> _Aim_
Set down the material below in full, matching it exactly.

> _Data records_

● ● ●

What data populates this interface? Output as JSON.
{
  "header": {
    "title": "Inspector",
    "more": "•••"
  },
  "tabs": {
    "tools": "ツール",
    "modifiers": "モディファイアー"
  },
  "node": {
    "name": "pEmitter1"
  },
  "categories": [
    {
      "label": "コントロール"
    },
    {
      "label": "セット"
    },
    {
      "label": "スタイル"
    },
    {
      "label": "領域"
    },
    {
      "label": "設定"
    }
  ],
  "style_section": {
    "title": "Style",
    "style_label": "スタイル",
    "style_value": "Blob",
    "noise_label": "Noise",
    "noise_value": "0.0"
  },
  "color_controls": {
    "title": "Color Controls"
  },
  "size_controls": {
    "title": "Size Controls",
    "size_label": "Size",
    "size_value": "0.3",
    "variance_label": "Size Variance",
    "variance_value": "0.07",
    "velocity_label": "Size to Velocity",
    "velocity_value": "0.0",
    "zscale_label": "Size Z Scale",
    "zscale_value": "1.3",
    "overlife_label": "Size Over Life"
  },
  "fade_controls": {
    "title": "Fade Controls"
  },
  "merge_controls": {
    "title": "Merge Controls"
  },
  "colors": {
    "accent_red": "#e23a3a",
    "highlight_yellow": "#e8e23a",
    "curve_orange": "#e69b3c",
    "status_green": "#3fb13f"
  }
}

● ● ●

> _Reply_
What data populates this interface? Output as JSON.
{
  "header": {
    "title": "Inspector",
    "more": "•••"
  },
  "tabs": {
    "tools": "ツール",
    "modifiers": "モディファイアー"
  },
  "node": {
    "name": "pEmitter1"
  },
  "categories": [
    {
      "label": "コントロール"
    },
    {
      "label": "セット"
    },
    {
      "label": "スタイル"
    },
    {
      "label": "領域"
    },
    {
      "label": "設定"
    }
  ],
  "style_section": {
    "title": "Style",
    "style_label": "スタイル",
    "style_value": "Blob",
    "noise_label": "Noise",
    "noise_value": "0.0"
  },
  "color_controls": {
    "title": "Color Controls"
  },
  "size_controls": {
    "title": "Size Controls",
    "size_label": "Size",
    "size_value": "0.3",
    "variance_label": "Size Variance",
    "variance_value": "0.07",
    "velocity_label": "Size to Velocity",
    "velocity_value": "0.0",
    "zscale_label": "Size Z Scale",
    "zscale_value": "1.3",
    "overlife_label": "Size Over Life"
  },
  "fade_controls": {
    "title": "Fade Controls"
  },
  "merge_controls": {
    "title": "Merge Controls"
  },
  "colors": {
    "accent_red": "#e23a3a",
    "highlight_yellow": "#e8e23a",
    "curve_orange": "#e69b3c",
    "status_green": "#3fb13f"
  }
}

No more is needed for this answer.